Records supplied section start

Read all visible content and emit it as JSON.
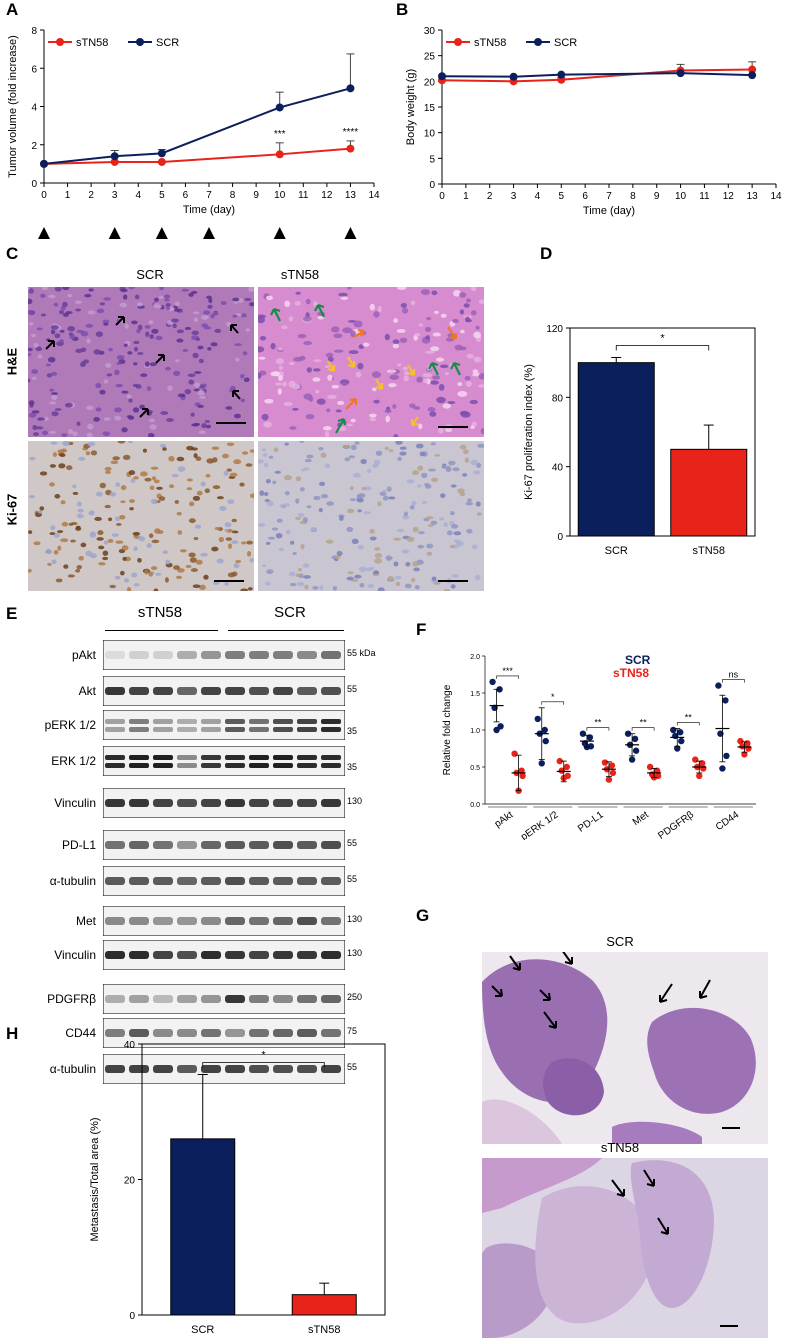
{
  "panels": {
    "A": "A",
    "B": "B",
    "C": "C",
    "D": "D",
    "E": "E",
    "F": "F",
    "G": "G",
    "H": "H"
  },
  "colors": {
    "sTN58": "#e8231a",
    "SCR": "#0b1f5c",
    "axis": "#000000"
  },
  "panelA": {
    "chart_data": {
      "type": "line",
      "xlabel": "Time (day)",
      "ylabel": "Tumor volume (fold increase)",
      "xlim": [
        0,
        14
      ],
      "ylim": [
        0,
        8
      ],
      "xticks": [
        0,
        1,
        2,
        3,
        4,
        5,
        6,
        7,
        8,
        9,
        10,
        11,
        12,
        13,
        14
      ],
      "yticks": [
        0,
        2,
        4,
        6,
        8
      ],
      "series": [
        {
          "name": "sTN58",
          "x": [
            0,
            3,
            5,
            10,
            13
          ],
          "y": [
            1.0,
            1.1,
            1.1,
            1.5,
            1.8
          ],
          "err": [
            0,
            0,
            0,
            0.6,
            0.4
          ]
        },
        {
          "name": "SCR",
          "x": [
            0,
            3,
            5,
            10,
            13
          ],
          "y": [
            1.0,
            1.4,
            1.55,
            3.95,
            4.95
          ],
          "err": [
            0,
            0.3,
            0.2,
            0.8,
            1.8
          ]
        }
      ],
      "annotations": [
        {
          "x": 10,
          "text": "***"
        },
        {
          "x": 13,
          "text": "****"
        }
      ],
      "treatment_days": [
        0,
        3,
        5,
        7,
        10,
        13
      ],
      "legend": "top-left"
    }
  },
  "panelB": {
    "chart_data": {
      "type": "line",
      "xlabel": "Time (day)",
      "ylabel": "Body weight (g)",
      "xlim": [
        0,
        14
      ],
      "ylim": [
        0,
        30
      ],
      "xticks": [
        0,
        1,
        2,
        3,
        4,
        5,
        6,
        7,
        8,
        9,
        10,
        11,
        12,
        13,
        14
      ],
      "yticks": [
        0,
        5,
        10,
        15,
        20,
        25,
        30
      ],
      "series": [
        {
          "name": "sTN58",
          "x": [
            0,
            3,
            5,
            10,
            13
          ],
          "y": [
            20.2,
            20.0,
            20.3,
            22.1,
            22.3
          ],
          "err": [
            0,
            0,
            0.4,
            1.2,
            1.5
          ]
        },
        {
          "name": "SCR",
          "x": [
            0,
            3,
            5,
            10,
            13
          ],
          "y": [
            21.0,
            20.9,
            21.3,
            21.6,
            21.2
          ],
          "err": [
            0,
            0,
            0,
            0,
            0
          ]
        }
      ],
      "legend": "top-left"
    }
  },
  "panelC": {
    "col_scr": "SCR",
    "col_stn": "sTN58",
    "row_he": "H&E",
    "row_ki": "Ki-67"
  },
  "panelD": {
    "chart_data": {
      "type": "bar",
      "categories": [
        "SCR",
        "sTN58"
      ],
      "values": [
        100,
        50
      ],
      "err": [
        3,
        14
      ],
      "ylabel": "Ki-67 proliferation index (%)",
      "ylim": [
        0,
        120
      ],
      "yticks": [
        0,
        40,
        80,
        120
      ],
      "significance": "*"
    }
  },
  "panelE": {
    "group_left": "sTN58",
    "group_right": "SCR",
    "rows": [
      {
        "label": "pAkt",
        "mw": "55 kDa"
      },
      {
        "label": "Akt",
        "mw": "55"
      },
      {
        "label": "pERK 1/2",
        "mw": "35"
      },
      {
        "label": "ERK 1/2",
        "mw": "35"
      },
      {
        "label": "Vinculin",
        "mw": "130"
      },
      {
        "label": "PD-L1",
        "mw": "55"
      },
      {
        "label": "α-tubulin",
        "mw": "55"
      },
      {
        "label": "Met",
        "mw": "130"
      },
      {
        "label": "Vinculin",
        "mw": "130"
      },
      {
        "label": "PDGFRβ",
        "mw": "250"
      },
      {
        "label": "CD44",
        "mw": "75"
      },
      {
        "label": "α-tubulin",
        "mw": "55"
      }
    ]
  },
  "panelF": {
    "chart_data": {
      "type": "scatter",
      "ylabel": "Relative fold change",
      "ylim": [
        0,
        2.0
      ],
      "yticks": [
        "0.0",
        "0.5",
        "1.0",
        "1.5",
        "2.0"
      ],
      "categories": [
        "pAkt",
        "pERK 1/2",
        "PD-L1",
        "Met",
        "PDGFRβ",
        "CD44"
      ],
      "significance": [
        "***",
        "*",
        "**",
        "**",
        "**",
        "ns"
      ],
      "legend": [
        "SCR",
        "sTN58"
      ],
      "series": [
        {
          "name": "SCR",
          "mean": [
            1.33,
            0.95,
            0.85,
            0.8,
            0.9,
            1.02
          ],
          "sd": [
            0.22,
            0.35,
            0.08,
            0.15,
            0.12,
            0.45
          ],
          "points": [
            [
              1.65,
              1.55,
              1.3,
              1.05,
              1.0
            ],
            [
              1.15,
              1.0,
              0.95,
              0.85,
              0.55
            ],
            [
              0.95,
              0.9,
              0.82,
              0.78,
              0.77
            ],
            [
              0.95,
              0.88,
              0.8,
              0.72,
              0.6
            ],
            [
              1.0,
              0.97,
              0.92,
              0.85,
              0.75
            ],
            [
              1.6,
              1.4,
              0.95,
              0.65,
              0.48
            ]
          ]
        },
        {
          "name": "sTN58",
          "mean": [
            0.42,
            0.44,
            0.47,
            0.42,
            0.5,
            0.77
          ],
          "sd": [
            0.24,
            0.14,
            0.1,
            0.06,
            0.08,
            0.07
          ],
          "points": [
            [
              0.68,
              0.45,
              0.42,
              0.38,
              0.18
            ],
            [
              0.58,
              0.5,
              0.45,
              0.38,
              0.35
            ],
            [
              0.56,
              0.52,
              0.47,
              0.42,
              0.33
            ],
            [
              0.5,
              0.45,
              0.4,
              0.38,
              0.36
            ],
            [
              0.6,
              0.55,
              0.5,
              0.48,
              0.38
            ],
            [
              0.85,
              0.82,
              0.78,
              0.75,
              0.67
            ]
          ]
        }
      ]
    }
  },
  "panelG": {
    "top": "SCR",
    "bottom": "sTN58"
  },
  "panelH": {
    "chart_data": {
      "type": "bar",
      "categories": [
        "SCR",
        "sTN58"
      ],
      "values": [
        26,
        3
      ],
      "err": [
        9.5,
        1.7
      ],
      "ylabel": "Metastasis/Total area (%)",
      "ylim": [
        0,
        40
      ],
      "yticks": [
        0,
        20,
        40
      ],
      "significance": "*"
    }
  }
}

Records supplied section end

Work item: Copy out every entry above exactly. Leave the pictures out.

Solution to this problem:
Read all visible content and emit it as JSON.
{
  "panels": {
    "A": "A",
    "B": "B",
    "C": "C",
    "D": "D",
    "E": "E",
    "F": "F",
    "G": "G",
    "H": "H"
  },
  "colors": {
    "sTN58": "#e8231a",
    "SCR": "#0b1f5c",
    "axis": "#000000"
  },
  "panelA": {
    "chart_data": {
      "type": "line",
      "xlabel": "Time (day)",
      "ylabel": "Tumor volume (fold increase)",
      "xlim": [
        0,
        14
      ],
      "ylim": [
        0,
        8
      ],
      "xticks": [
        0,
        1,
        2,
        3,
        4,
        5,
        6,
        7,
        8,
        9,
        10,
        11,
        12,
        13,
        14
      ],
      "yticks": [
        0,
        2,
        4,
        6,
        8
      ],
      "series": [
        {
          "name": "sTN58",
          "x": [
            0,
            3,
            5,
            10,
            13
          ],
          "y": [
            1.0,
            1.1,
            1.1,
            1.5,
            1.8
          ],
          "err": [
            0,
            0,
            0,
            0.6,
            0.4
          ]
        },
        {
          "name": "SCR",
          "x": [
            0,
            3,
            5,
            10,
            13
          ],
          "y": [
            1.0,
            1.4,
            1.55,
            3.95,
            4.95
          ],
          "err": [
            0,
            0.3,
            0.2,
            0.8,
            1.8
          ]
        }
      ],
      "annotations": [
        {
          "x": 10,
          "text": "***"
        },
        {
          "x": 13,
          "text": "****"
        }
      ],
      "treatment_days": [
        0,
        3,
        5,
        7,
        10,
        13
      ],
      "legend": "top-left"
    }
  },
  "panelB": {
    "chart_data": {
      "type": "line",
      "xlabel": "Time (day)",
      "ylabel": "Body weight (g)",
      "xlim": [
        0,
        14
      ],
      "ylim": [
        0,
        30
      ],
      "xticks": [
        0,
        1,
        2,
        3,
        4,
        5,
        6,
        7,
        8,
        9,
        10,
        11,
        12,
        13,
        14
      ],
      "yticks": [
        0,
        5,
        10,
        15,
        20,
        25,
        30
      ],
      "series": [
        {
          "name": "sTN58",
          "x": [
            0,
            3,
            5,
            10,
            13
          ],
          "y": [
            20.2,
            20.0,
            20.3,
            22.1,
            22.3
          ],
          "err": [
            0,
            0,
            0.4,
            1.2,
            1.5
          ]
        },
        {
          "name": "SCR",
          "x": [
            0,
            3,
            5,
            10,
            13
          ],
          "y": [
            21.0,
            20.9,
            21.3,
            21.6,
            21.2
          ],
          "err": [
            0,
            0,
            0,
            0,
            0
          ]
        }
      ],
      "legend": "top-left"
    }
  },
  "panelC": {
    "col_scr": "SCR",
    "col_stn": "sTN58",
    "row_he": "H&E",
    "row_ki": "Ki-67"
  },
  "panelD": {
    "chart_data": {
      "type": "bar",
      "categories": [
        "SCR",
        "sTN58"
      ],
      "values": [
        100,
        50
      ],
      "err": [
        3,
        14
      ],
      "ylabel": "Ki-67 proliferation index (%)",
      "ylim": [
        0,
        120
      ],
      "yticks": [
        0,
        40,
        80,
        120
      ],
      "significance": "*"
    }
  },
  "panelE": {
    "group_left": "sTN58",
    "group_right": "SCR",
    "rows": [
      {
        "label": "pAkt",
        "mw": "55 kDa"
      },
      {
        "label": "Akt",
        "mw": "55"
      },
      {
        "label": "pERK 1/2",
        "mw": "35"
      },
      {
        "label": "ERK 1/2",
        "mw": "35"
      },
      {
        "label": "Vinculin",
        "mw": "130"
      },
      {
        "label": "PD-L1",
        "mw": "55"
      },
      {
        "label": "α-tubulin",
        "mw": "55"
      },
      {
        "label": "Met",
        "mw": "130"
      },
      {
        "label": "Vinculin",
        "mw": "130"
      },
      {
        "label": "PDGFRβ",
        "mw": "250"
      },
      {
        "label": "CD44",
        "mw": "75"
      },
      {
        "label": "α-tubulin",
        "mw": "55"
      }
    ]
  },
  "panelF": {
    "chart_data": {
      "type": "scatter",
      "ylabel": "Relative fold change",
      "ylim": [
        0,
        2.0
      ],
      "yticks": [
        "0.0",
        "0.5",
        "1.0",
        "1.5",
        "2.0"
      ],
      "categories": [
        "pAkt",
        "pERK 1/2",
        "PD-L1",
        "Met",
        "PDGFRβ",
        "CD44"
      ],
      "significance": [
        "***",
        "*",
        "**",
        "**",
        "**",
        "ns"
      ],
      "legend": [
        "SCR",
        "sTN58"
      ],
      "series": [
        {
          "name": "SCR",
          "mean": [
            1.33,
            0.95,
            0.85,
            0.8,
            0.9,
            1.02
          ],
          "sd": [
            0.22,
            0.35,
            0.08,
            0.15,
            0.12,
            0.45
          ],
          "points": [
            [
              1.65,
              1.55,
              1.3,
              1.05,
              1.0
            ],
            [
              1.15,
              1.0,
              0.95,
              0.85,
              0.55
            ],
            [
              0.95,
              0.9,
              0.82,
              0.78,
              0.77
            ],
            [
              0.95,
              0.88,
              0.8,
              0.72,
              0.6
            ],
            [
              1.0,
              0.97,
              0.92,
              0.85,
              0.75
            ],
            [
              1.6,
              1.4,
              0.95,
              0.65,
              0.48
            ]
          ]
        },
        {
          "name": "sTN58",
          "mean": [
            0.42,
            0.44,
            0.47,
            0.42,
            0.5,
            0.77
          ],
          "sd": [
            0.24,
            0.14,
            0.1,
            0.06,
            0.08,
            0.07
          ],
          "points": [
            [
              0.68,
              0.45,
              0.42,
              0.38,
              0.18
            ],
            [
              0.58,
              0.5,
              0.45,
              0.38,
              0.35
            ],
            [
              0.56,
              0.52,
              0.47,
              0.42,
              0.33
            ],
            [
              0.5,
              0.45,
              0.4,
              0.38,
              0.36
            ],
            [
              0.6,
              0.55,
              0.5,
              0.48,
              0.38
            ],
            [
              0.85,
              0.82,
              0.78,
              0.75,
              0.67
            ]
          ]
        }
      ]
    }
  },
  "panelG": {
    "top": "SCR",
    "bottom": "sTN58"
  },
  "panelH": {
    "chart_data": {
      "type": "bar",
      "categories": [
        "SCR",
        "sTN58"
      ],
      "values": [
        26,
        3
      ],
      "err": [
        9.5,
        1.7
      ],
      "ylabel": "Metastasis/Total area (%)",
      "ylim": [
        0,
        40
      ],
      "yticks": [
        0,
        20,
        40
      ],
      "significance": "*"
    }
  }
}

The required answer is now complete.